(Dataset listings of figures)
==*==

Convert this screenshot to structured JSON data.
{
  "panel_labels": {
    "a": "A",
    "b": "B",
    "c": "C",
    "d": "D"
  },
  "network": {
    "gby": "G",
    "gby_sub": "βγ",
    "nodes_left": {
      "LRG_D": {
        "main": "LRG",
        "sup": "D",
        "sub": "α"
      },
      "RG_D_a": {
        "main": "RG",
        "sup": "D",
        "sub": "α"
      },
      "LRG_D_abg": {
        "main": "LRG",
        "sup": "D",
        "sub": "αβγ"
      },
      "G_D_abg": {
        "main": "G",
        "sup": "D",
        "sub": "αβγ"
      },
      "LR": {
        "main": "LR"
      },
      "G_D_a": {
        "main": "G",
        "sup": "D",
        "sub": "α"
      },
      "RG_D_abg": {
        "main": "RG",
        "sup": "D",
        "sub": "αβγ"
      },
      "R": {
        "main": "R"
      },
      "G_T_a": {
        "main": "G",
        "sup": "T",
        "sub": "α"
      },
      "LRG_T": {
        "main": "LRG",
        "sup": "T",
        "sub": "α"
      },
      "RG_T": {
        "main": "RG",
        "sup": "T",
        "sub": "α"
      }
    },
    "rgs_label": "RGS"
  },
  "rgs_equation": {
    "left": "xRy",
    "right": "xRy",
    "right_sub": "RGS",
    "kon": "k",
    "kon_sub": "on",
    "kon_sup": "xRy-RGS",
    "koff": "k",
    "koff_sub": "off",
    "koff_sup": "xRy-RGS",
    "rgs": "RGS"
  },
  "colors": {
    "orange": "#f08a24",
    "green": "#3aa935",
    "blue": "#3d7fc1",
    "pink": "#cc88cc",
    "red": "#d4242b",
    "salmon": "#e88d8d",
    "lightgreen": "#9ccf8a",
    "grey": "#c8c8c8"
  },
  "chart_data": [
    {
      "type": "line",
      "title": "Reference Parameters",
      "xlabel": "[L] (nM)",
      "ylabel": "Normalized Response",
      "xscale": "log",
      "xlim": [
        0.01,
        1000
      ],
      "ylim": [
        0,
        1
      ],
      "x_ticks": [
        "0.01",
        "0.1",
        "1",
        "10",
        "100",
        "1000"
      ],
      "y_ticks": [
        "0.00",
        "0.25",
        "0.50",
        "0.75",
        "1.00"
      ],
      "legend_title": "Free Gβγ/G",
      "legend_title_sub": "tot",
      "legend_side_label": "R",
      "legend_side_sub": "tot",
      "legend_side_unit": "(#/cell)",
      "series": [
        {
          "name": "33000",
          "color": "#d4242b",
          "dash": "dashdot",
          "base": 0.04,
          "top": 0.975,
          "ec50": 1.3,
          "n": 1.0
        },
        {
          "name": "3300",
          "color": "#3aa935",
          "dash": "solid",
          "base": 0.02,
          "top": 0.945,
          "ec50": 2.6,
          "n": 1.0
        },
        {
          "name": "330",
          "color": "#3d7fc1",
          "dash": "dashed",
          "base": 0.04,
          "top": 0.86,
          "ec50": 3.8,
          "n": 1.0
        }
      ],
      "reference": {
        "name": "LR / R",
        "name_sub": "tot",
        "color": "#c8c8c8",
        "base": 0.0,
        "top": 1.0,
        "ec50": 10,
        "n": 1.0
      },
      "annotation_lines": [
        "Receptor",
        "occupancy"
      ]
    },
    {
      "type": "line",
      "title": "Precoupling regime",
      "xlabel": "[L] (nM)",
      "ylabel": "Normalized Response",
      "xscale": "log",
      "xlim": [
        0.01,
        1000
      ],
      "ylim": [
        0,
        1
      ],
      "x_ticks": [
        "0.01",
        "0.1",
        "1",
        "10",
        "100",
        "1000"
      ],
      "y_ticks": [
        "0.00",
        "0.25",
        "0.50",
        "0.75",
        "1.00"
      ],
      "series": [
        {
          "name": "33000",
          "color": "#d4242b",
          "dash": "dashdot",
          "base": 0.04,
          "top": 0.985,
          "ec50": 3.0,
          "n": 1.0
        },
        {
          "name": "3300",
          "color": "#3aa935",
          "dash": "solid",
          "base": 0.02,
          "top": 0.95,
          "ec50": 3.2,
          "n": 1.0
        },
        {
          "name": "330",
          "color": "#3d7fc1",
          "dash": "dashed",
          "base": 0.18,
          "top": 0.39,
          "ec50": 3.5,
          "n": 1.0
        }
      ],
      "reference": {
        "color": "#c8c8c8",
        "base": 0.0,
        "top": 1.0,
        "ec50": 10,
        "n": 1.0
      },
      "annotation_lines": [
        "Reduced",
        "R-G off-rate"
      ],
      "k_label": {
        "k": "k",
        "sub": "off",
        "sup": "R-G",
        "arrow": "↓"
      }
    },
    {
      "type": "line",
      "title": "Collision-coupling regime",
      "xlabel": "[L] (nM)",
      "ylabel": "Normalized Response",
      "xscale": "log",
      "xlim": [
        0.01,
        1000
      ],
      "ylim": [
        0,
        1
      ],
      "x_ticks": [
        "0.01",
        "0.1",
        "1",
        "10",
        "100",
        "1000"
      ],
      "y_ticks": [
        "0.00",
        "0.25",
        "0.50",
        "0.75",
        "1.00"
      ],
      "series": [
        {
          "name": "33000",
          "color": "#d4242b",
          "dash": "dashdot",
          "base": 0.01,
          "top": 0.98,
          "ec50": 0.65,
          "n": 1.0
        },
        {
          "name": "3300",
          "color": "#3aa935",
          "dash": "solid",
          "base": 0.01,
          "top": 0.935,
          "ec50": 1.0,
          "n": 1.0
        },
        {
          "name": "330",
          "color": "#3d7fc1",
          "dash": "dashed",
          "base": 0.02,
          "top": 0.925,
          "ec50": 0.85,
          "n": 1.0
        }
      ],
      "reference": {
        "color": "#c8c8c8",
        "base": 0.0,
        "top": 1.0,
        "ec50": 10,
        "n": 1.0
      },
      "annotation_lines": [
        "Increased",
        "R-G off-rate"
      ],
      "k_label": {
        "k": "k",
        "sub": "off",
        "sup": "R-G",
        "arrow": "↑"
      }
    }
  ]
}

==*==

## [EXERCISE DIRECTIONS]
Copy out the whole listing exactly.

## [SOLUTION]
Convert this screenshot to structured JSON data.
{
  "panel_labels": {
    "a": "A",
    "b": "B",
    "c": "C",
    "d": "D"
  },
  "network": {
    "gby": "G",
    "gby_sub": "βγ",
    "nodes_left": {
      "LRG_D": {
        "main": "LRG",
        "sup": "D",
        "sub": "α"
      },
      "RG_D_a": {
        "main": "RG",
        "sup": "D",
        "sub": "α"
      },
      "LRG_D_abg": {
        "main": "LRG",
        "sup": "D",
        "sub": "αβγ"
      },
      "G_D_abg": {
        "main": "G",
        "sup": "D",
        "sub": "αβγ"
      },
      "LR": {
        "main": "LR"
      },
      "G_D_a": {
        "main": "G",
        "sup": "D",
        "sub": "α"
      },
      "RG_D_abg": {
        "main": "RG",
        "sup": "D",
        "sub": "αβγ"
      },
      "R": {
        "main": "R"
      },
      "G_T_a": {
        "main": "G",
        "sup": "T",
        "sub": "α"
      },
      "LRG_T": {
        "main": "LRG",
        "sup": "T",
        "sub": "α"
      },
      "RG_T": {
        "main": "RG",
        "sup": "T",
        "sub": "α"
      }
    },
    "rgs_label": "RGS"
  },
  "rgs_equation": {
    "left": "xRy",
    "right": "xRy",
    "right_sub": "RGS",
    "kon": "k",
    "kon_sub": "on",
    "kon_sup": "xRy-RGS",
    "koff": "k",
    "koff_sub": "off",
    "koff_sup": "xRy-RGS",
    "rgs": "RGS"
  },
  "colors": {
    "orange": "#f08a24",
    "green": "#3aa935",
    "blue": "#3d7fc1",
    "pink": "#cc88cc",
    "red": "#d4242b",
    "salmon": "#e88d8d",
    "lightgreen": "#9ccf8a",
    "grey": "#c8c8c8"
  },
  "chart_data": [
    {
      "type": "line",
      "title": "Reference Parameters",
      "xlabel": "[L] (nM)",
      "ylabel": "Normalized Response",
      "xscale": "log",
      "xlim": [
        0.01,
        1000
      ],
      "ylim": [
        0,
        1
      ],
      "x_ticks": [
        "0.01",
        "0.1",
        "1",
        "10",
        "100",
        "1000"
      ],
      "y_ticks": [
        "0.00",
        "0.25",
        "0.50",
        "0.75",
        "1.00"
      ],
      "legend_title": "Free Gβγ/G",
      "legend_title_sub": "tot",
      "legend_side_label": "R",
      "legend_side_sub": "tot",
      "legend_side_unit": "(#/cell)",
      "series": [
        {
          "name": "33000",
          "color": "#d4242b",
          "dash": "dashdot",
          "base": 0.04,
          "top": 0.975,
          "ec50": 1.3,
          "n": 1.0
        },
        {
          "name": "3300",
          "color": "#3aa935",
          "dash": "solid",
          "base": 0.02,
          "top": 0.945,
          "ec50": 2.6,
          "n": 1.0
        },
        {
          "name": "330",
          "color": "#3d7fc1",
          "dash": "dashed",
          "base": 0.04,
          "top": 0.86,
          "ec50": 3.8,
          "n": 1.0
        }
      ],
      "reference": {
        "name": "LR / R",
        "name_sub": "tot",
        "color": "#c8c8c8",
        "base": 0.0,
        "top": 1.0,
        "ec50": 10,
        "n": 1.0
      },
      "annotation_lines": [
        "Receptor",
        "occupancy"
      ]
    },
    {
      "type": "line",
      "title": "Precoupling regime",
      "xlabel": "[L] (nM)",
      "ylabel": "Normalized Response",
      "xscale": "log",
      "xlim": [
        0.01,
        1000
      ],
      "ylim": [
        0,
        1
      ],
      "x_ticks": [
        "0.01",
        "0.1",
        "1",
        "10",
        "100",
        "1000"
      ],
      "y_ticks": [
        "0.00",
        "0.25",
        "0.50",
        "0.75",
        "1.00"
      ],
      "series": [
        {
          "name": "33000",
          "color": "#d4242b",
          "dash": "dashdot",
          "base": 0.04,
          "top": 0.985,
          "ec50": 3.0,
          "n": 1.0
        },
        {
          "name": "3300",
          "color": "#3aa935",
          "dash": "solid",
          "base": 0.02,
          "top": 0.95,
          "ec50": 3.2,
          "n": 1.0
        },
        {
          "name": "330",
          "color": "#3d7fc1",
          "dash": "dashed",
          "base": 0.18,
          "top": 0.39,
          "ec50": 3.5,
          "n": 1.0
        }
      ],
      "reference": {
        "color": "#c8c8c8",
        "base": 0.0,
        "top": 1.0,
        "ec50": 10,
        "n": 1.0
      },
      "annotation_lines": [
        "Reduced",
        "R-G off-rate"
      ],
      "k_label": {
        "k": "k",
        "sub": "off",
        "sup": "R-G",
        "arrow": "↓"
      }
    },
    {
      "type": "line",
      "title": "Collision-coupling regime",
      "xlabel": "[L] (nM)",
      "ylabel": "Normalized Response",
      "xscale": "log",
      "xlim": [
        0.01,
        1000
      ],
      "ylim": [
        0,
        1
      ],
      "x_ticks": [
        "0.01",
        "0.1",
        "1",
        "10",
        "100",
        "1000"
      ],
      "y_ticks": [
        "0.00",
        "0.25",
        "0.50",
        "0.75",
        "1.00"
      ],
      "series": [
        {
          "name": "33000",
          "color": "#d4242b",
          "dash": "dashdot",
          "base": 0.01,
          "top": 0.98,
          "ec50": 0.65,
          "n": 1.0
        },
        {
          "name": "3300",
          "color": "#3aa935",
          "dash": "solid",
          "base": 0.01,
          "top": 0.935,
          "ec50": 1.0,
          "n": 1.0
        },
        {
          "name": "330",
          "color": "#3d7fc1",
          "dash": "dashed",
          "base": 0.02,
          "top": 0.925,
          "ec50": 0.85,
          "n": 1.0
        }
      ],
      "reference": {
        "color": "#c8c8c8",
        "base": 0.0,
        "top": 1.0,
        "ec50": 10,
        "n": 1.0
      },
      "annotation_lines": [
        "Increased",
        "R-G off-rate"
      ],
      "k_label": {
        "k": "k",
        "sub": "off",
        "sup": "R-G",
        "arrow": "↑"
      }
    }
  ]
}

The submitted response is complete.